- The problem
In the text on irrational powers below, what two choices for $b$ does the proof of Proposition 1 offer?

- Text provided
★ ★ ★ ★
It is well known that there exist two irrational numbers $a$ and $b$ such that $a^b$ is rational.
By the way, I've been interested in the following two propositions.
Proposition 1 : For each irrational number $a\gt 0$, there exists an irrational number $b$ such that $a^b$ is rational.
Proposition 2 : For each irrational number $b$, there exists an irrational number $a$ such that $a^b$ is rational.
I got the following :
Proposition 1 is true.
Suppose that both $\frac{\ln 2}{\ln a}$ and $\frac{\ln 3}{\ln a}$ are rational. There exists a set of four non-zero integers $(m_1,m_2,n_1,n_2)$ such that $\frac{\ln 2}{\ln a}=\frac{n_1}{m_1}$ and $\frac{\ln 3}{\ln a}=\frac{n_2}{m_2}$. Since one has $a=2^{m_1/n_1}=3^{m_2/n_2}$, one has $2^{m_1n_2}=3^{m_2n_1}$. This is a contradiction. It follows that either $\frac{\ln 2}{\ln a}$ or $\frac{\ln 3}{\ln a}$ is irrational. Hence, either setting $b=\frac{\ln 2}{\ln a}$ or setting $b=\frac{\ln 3}{\ln a}$ works.
★ ★ ★ ★
- Provided material
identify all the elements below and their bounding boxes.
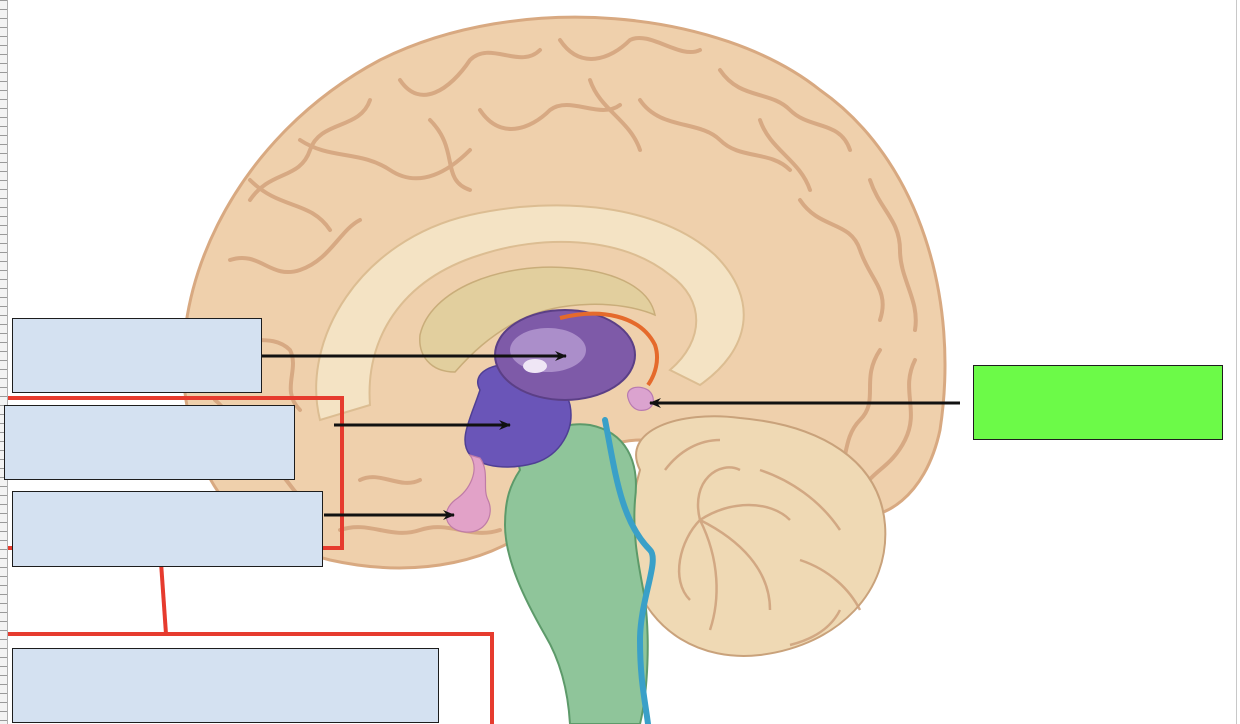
★ ★ ★ ★
- Output for this task
Either $b=\frac{\ln 2}{\ln a}$ or $b=\frac{\ln 3}{\ln a}$.